═════ Fragmento ═════
La desobediencia actual frente a la COVID-19, que ya casi vencemos, puede llevarnos a retroceder en caso de rebrote, con su consecuente estrago para la salud de los cubanos y la economía del país. En estos momentos, la familia debe reforzar las medidas sanitarias y retomar su labor educativa y de planificación para satisfacer los motivos de sus integrantes.
Basta ya de entender la funcionalidad familiar asociada a la garantía de bienes de consumo. Basta de establecer, dentro de casa, las jerarquías en función de los aportes materiales que cada persona haga a los fondos comunes, estatus que ubica en la vanguardia del poder y la toma de decisiones a los adultos económicamente activos, en detrimento de ancianos, niños y jóvenes, a quienes se les reitera: “¡Qué sabes tú lo que es buscar dinero y comida para esta casa!”.
En esta pérdida de autoridad que deriva de las cadenas de mando, ostensibles en algunas familias extensas durante la convivencia 24 horas, hay explicaciones para conductas de riesgo frente al Sars-Cov-2, sobre todo de personas mayores que se aglomeran por largas horas, cual guerrero le pone el pecho a la bala en la primera fila del combate.
Es lamentable que los de este grupo poblacional, con tanto esfuerzo del Estado por protegerlos desde la labor educativa, hoy estén exponiéndose sin saber a ciencia cierta si es por evadir su realidad o por la necesidad de sentirse útil y recobrar poder desde el aporte a la actividad primordial: comer.
En otro orden, hay para quienes la calle, o la cola que fue a lo que se redujo el espectro público, se ha convertido en el terreno donde conquistar un dominio que no pueden disputar en casa: el último, detrás de quién va, los tickets, los productos que sacarán, la cantidad que despacharán, son parte de los menesteres a los que se enfrentan con obsesiva frecuencia.
No hay dudas del disfrute que les provoca estar en tierra de nadie, entre personas no conocidas con las que es legítimo, por la situación incómoda en sí misma, empatizar o perder el control y la capacidad de tolerancia. Vivir las colas como rutina lleva al individuo a desplegar variados mecanismos que pueden ir desde la intimidación y especulación hasta el uso de la violencia y fuerza, contagiándolo de una carga negativa que proyecta, ya de vuelta a casa, a través de irritabilidad, hastío o resentimiento.
═════ Datos proporcionados ═════
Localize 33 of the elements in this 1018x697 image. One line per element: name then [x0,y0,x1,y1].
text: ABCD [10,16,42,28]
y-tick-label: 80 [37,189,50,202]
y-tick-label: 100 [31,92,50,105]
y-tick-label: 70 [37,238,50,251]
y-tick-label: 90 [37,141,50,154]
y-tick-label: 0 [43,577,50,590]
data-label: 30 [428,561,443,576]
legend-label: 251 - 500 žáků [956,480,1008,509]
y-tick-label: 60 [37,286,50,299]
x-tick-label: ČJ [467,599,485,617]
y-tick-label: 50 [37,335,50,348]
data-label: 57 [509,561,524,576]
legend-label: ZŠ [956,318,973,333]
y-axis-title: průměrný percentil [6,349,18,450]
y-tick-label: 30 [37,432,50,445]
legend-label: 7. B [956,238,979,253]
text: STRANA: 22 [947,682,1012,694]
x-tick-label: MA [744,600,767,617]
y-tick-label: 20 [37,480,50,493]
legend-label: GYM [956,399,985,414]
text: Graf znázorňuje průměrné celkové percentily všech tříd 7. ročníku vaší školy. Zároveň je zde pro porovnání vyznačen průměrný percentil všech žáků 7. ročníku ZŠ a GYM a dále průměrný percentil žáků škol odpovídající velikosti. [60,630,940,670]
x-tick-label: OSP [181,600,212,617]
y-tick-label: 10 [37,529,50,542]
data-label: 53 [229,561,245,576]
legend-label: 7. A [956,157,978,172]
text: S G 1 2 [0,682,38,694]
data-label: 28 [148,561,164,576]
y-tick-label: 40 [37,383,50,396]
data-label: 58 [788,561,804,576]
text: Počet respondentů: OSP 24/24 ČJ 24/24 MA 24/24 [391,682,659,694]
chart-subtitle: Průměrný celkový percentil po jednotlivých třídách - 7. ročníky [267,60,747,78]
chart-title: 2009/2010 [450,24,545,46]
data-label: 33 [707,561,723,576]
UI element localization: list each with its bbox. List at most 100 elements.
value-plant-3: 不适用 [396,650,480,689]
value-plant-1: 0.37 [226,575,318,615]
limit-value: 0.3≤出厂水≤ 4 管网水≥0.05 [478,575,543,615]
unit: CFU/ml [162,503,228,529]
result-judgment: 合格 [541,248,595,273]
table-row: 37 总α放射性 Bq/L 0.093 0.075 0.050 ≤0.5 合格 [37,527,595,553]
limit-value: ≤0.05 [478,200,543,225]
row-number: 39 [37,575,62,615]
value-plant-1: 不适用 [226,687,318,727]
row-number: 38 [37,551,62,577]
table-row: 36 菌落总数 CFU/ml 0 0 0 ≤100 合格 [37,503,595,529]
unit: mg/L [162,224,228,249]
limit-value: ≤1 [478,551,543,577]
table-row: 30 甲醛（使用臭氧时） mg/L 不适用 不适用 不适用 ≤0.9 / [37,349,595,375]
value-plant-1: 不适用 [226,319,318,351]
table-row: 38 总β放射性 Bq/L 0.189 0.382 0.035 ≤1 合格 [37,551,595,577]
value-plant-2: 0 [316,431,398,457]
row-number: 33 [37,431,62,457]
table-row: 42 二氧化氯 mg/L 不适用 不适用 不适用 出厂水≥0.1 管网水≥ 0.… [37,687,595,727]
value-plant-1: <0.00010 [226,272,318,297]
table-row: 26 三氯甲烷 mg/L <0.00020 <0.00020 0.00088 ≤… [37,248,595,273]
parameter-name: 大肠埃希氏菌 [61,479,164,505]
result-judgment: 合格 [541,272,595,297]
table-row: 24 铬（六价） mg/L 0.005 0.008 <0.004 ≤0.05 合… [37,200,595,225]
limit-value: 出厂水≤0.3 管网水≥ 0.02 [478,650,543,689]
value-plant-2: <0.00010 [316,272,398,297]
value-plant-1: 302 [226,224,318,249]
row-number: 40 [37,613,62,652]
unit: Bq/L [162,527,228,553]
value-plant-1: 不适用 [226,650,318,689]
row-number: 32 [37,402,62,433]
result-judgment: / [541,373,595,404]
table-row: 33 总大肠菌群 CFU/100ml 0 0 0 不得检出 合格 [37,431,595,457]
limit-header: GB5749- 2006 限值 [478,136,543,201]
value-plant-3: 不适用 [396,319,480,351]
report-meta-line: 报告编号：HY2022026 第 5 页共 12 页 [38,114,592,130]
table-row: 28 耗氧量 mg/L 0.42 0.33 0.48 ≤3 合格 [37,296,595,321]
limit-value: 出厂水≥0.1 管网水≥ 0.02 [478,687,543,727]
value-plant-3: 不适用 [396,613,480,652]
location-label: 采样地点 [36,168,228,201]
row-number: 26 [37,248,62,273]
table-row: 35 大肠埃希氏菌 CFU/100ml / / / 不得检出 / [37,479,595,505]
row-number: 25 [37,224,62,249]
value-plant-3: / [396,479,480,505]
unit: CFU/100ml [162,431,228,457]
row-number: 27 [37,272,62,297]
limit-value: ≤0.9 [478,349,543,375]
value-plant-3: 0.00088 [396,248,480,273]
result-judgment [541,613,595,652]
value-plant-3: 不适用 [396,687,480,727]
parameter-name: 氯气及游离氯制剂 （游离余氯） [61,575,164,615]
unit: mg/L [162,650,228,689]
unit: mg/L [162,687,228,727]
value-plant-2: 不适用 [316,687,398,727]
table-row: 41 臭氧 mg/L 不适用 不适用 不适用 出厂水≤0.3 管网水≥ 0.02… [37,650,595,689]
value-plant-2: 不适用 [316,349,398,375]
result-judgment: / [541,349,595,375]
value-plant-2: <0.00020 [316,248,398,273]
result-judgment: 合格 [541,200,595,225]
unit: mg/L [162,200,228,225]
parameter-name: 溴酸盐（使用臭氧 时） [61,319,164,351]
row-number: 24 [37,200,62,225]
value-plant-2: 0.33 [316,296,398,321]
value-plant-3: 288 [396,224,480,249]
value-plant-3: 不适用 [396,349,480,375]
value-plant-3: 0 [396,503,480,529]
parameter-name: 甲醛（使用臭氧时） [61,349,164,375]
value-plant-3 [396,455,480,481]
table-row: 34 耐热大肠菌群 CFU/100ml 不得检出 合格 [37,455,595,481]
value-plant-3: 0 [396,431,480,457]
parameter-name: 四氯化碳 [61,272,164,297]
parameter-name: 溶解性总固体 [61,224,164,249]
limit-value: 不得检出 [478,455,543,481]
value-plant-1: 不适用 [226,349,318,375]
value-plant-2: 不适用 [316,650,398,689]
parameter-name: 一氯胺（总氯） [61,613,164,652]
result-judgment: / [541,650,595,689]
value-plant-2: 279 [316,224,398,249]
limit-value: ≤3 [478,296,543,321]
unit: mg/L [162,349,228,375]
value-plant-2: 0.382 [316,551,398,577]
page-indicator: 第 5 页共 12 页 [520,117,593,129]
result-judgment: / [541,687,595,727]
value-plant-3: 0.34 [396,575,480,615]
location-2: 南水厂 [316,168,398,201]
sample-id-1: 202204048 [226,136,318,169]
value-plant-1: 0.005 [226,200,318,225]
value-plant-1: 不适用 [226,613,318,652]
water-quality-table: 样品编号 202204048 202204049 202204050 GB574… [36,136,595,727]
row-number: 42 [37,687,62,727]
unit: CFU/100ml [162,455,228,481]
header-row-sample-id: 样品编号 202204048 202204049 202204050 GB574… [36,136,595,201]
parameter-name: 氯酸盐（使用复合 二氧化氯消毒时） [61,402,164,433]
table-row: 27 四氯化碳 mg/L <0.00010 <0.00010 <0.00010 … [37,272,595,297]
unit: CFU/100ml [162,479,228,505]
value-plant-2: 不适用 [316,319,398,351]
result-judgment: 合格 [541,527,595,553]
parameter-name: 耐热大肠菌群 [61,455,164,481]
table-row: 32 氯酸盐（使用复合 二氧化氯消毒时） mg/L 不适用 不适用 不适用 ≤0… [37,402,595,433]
═════
_Ejercicio:_ Prosiga el fragmento sobre la familia cubana y las colas durante la COVID-19 a partir de su última oración.

_Resultado:_
Se sabe que los adultos tenemos el deber de producir la base material y, por tanto, estas líneas no se inspiran en quienes hacemos colas de forma eventual, para responder a una necesidad concreta, sino en los que la colocan en el epicentro de la cotidianidad, bajo pretextos de «no me queda otro remedio» con ausencia de crítica sobre la gratificación implícita que les producen.
Lo cierto es que las tensiones económicas, bajo ningún rodeo, nos pueden llevar a la pérdida del sentido real de la existencia humana y menos hoy cuando es preciso mantenerse alertas en el embate final a una pandemia que ha cobrado tantas vidas.
Es el cubano un pueblo informado que, en esta coyuntura, ha estado pendiente al parte diario del doctor Francisco Durán García y preocupado por la incidencia del virus en el mundo, país y sus territorios. No obstante, es por presión de la legalidad que nos ponemos hoy el nasobuco para salir a la calle, pero ya guardamos en el cuarto de desahogo el frasco de hipoclorito de sodio y la distancia física parece ser una vieja pesadilla.
Cabría preguntarse: ¿Lo que nos preocupa es la acusación legal por propagar epidemia o contraer el SARS -Cov- 2? ¿Reaccionamos los adultos, en la nueva etapa, por el imperativo de la ley o por el efecto de conciencia, información y compromiso social? Estas y otras preguntas están pendientes al debate, si aspiramos a que la COVID-19 nos deje lecciones para la vida en colectividad.